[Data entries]
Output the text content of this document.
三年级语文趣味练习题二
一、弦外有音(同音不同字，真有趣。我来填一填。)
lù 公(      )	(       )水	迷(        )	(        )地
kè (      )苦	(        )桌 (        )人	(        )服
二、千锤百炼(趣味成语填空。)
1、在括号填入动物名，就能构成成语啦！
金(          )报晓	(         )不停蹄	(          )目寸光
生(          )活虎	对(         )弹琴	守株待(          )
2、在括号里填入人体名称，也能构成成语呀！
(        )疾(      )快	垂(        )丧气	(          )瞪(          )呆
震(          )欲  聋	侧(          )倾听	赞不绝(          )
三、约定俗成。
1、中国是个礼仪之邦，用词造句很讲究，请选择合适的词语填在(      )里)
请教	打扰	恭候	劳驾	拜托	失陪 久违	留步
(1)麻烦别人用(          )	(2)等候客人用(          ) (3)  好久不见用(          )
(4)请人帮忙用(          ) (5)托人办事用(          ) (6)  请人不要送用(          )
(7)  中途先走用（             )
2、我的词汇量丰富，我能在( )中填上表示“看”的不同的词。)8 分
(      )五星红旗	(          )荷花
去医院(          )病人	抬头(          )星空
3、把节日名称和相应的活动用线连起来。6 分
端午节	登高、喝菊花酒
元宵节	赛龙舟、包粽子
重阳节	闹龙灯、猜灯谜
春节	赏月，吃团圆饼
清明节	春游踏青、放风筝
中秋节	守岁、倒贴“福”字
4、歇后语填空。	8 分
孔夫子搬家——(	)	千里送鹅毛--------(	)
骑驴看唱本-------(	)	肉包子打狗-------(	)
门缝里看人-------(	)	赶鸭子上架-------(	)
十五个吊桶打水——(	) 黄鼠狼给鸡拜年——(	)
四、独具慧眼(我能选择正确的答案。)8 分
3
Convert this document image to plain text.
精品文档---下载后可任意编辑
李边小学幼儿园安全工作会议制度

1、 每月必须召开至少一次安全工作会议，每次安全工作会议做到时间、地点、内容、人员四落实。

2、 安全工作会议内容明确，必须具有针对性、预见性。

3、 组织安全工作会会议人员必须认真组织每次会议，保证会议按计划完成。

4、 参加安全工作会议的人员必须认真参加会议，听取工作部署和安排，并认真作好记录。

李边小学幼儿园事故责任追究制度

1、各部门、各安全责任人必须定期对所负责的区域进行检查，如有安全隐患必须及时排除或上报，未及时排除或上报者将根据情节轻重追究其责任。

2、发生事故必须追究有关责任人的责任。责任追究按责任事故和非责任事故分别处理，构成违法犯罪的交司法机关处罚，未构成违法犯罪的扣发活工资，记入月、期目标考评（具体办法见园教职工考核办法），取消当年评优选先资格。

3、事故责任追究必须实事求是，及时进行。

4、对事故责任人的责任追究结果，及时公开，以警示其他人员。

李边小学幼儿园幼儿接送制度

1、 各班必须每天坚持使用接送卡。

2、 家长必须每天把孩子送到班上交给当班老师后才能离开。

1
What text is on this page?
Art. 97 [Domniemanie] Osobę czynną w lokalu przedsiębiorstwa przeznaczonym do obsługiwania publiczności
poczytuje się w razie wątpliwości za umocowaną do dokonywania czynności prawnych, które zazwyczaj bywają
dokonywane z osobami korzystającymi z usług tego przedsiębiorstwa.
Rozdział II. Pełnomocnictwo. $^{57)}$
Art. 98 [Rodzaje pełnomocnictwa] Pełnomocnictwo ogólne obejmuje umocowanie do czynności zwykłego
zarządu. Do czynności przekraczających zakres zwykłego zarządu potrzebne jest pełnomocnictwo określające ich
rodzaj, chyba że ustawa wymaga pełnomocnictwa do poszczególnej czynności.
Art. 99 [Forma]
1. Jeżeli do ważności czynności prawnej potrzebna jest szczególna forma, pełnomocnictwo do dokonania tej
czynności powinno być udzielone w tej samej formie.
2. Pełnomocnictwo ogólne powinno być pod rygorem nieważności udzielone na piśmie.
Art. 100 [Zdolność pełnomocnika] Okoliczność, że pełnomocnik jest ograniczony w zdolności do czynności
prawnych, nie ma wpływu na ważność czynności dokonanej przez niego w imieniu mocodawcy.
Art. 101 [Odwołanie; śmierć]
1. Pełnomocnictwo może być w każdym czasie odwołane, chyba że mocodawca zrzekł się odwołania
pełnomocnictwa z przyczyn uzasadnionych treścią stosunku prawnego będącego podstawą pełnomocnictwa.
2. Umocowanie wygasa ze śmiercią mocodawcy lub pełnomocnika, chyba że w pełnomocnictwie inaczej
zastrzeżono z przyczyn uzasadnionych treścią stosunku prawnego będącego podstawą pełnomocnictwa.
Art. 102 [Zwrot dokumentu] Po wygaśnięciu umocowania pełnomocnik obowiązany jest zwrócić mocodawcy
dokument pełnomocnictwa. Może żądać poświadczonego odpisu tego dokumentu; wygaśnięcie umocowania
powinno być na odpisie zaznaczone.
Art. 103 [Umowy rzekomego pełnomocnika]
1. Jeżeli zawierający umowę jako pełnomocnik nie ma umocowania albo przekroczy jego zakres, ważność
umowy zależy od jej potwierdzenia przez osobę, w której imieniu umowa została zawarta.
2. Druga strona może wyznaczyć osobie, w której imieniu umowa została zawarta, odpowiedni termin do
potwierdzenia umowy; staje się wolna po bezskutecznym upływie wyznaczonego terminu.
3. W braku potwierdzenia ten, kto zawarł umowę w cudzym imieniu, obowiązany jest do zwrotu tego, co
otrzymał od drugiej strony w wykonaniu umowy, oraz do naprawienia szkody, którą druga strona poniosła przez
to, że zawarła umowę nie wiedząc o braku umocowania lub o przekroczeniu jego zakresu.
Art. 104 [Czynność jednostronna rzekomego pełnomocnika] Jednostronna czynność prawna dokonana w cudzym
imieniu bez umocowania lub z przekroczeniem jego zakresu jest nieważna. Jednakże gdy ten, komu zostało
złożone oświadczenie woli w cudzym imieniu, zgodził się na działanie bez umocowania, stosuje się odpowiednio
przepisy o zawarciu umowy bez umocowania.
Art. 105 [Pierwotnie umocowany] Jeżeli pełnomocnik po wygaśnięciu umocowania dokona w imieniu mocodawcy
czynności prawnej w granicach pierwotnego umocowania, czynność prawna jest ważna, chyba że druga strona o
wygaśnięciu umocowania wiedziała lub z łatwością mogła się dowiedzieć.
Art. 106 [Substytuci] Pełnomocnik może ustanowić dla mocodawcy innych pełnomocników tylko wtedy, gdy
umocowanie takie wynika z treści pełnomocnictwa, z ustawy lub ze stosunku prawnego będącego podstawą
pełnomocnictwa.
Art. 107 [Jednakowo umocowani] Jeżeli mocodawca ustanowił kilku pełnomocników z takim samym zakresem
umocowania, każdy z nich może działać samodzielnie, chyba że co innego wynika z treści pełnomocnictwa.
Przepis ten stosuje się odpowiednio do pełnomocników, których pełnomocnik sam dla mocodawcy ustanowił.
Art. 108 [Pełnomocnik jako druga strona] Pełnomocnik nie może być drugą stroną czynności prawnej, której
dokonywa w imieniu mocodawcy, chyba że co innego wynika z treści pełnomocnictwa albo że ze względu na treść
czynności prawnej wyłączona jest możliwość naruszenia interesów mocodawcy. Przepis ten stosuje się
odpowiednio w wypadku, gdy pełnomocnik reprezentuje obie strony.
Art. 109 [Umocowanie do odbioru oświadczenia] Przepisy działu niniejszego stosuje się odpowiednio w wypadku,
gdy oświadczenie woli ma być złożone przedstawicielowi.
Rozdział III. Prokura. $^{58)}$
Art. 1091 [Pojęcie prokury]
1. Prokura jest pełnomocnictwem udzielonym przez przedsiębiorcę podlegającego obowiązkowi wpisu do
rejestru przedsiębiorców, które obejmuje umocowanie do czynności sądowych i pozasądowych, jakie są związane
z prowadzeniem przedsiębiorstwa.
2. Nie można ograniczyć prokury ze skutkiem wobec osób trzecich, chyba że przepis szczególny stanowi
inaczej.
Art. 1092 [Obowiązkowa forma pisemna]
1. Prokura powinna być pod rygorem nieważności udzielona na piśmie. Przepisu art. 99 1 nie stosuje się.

Exercise objective:
Pick out the lines containing the string "inaczej".

Result of the task:
2. Umocowanie wygasa ze śmiercią mocodawcy lub pełnomocnika, chyba że w pełnomocnictwie inaczej
inaczej.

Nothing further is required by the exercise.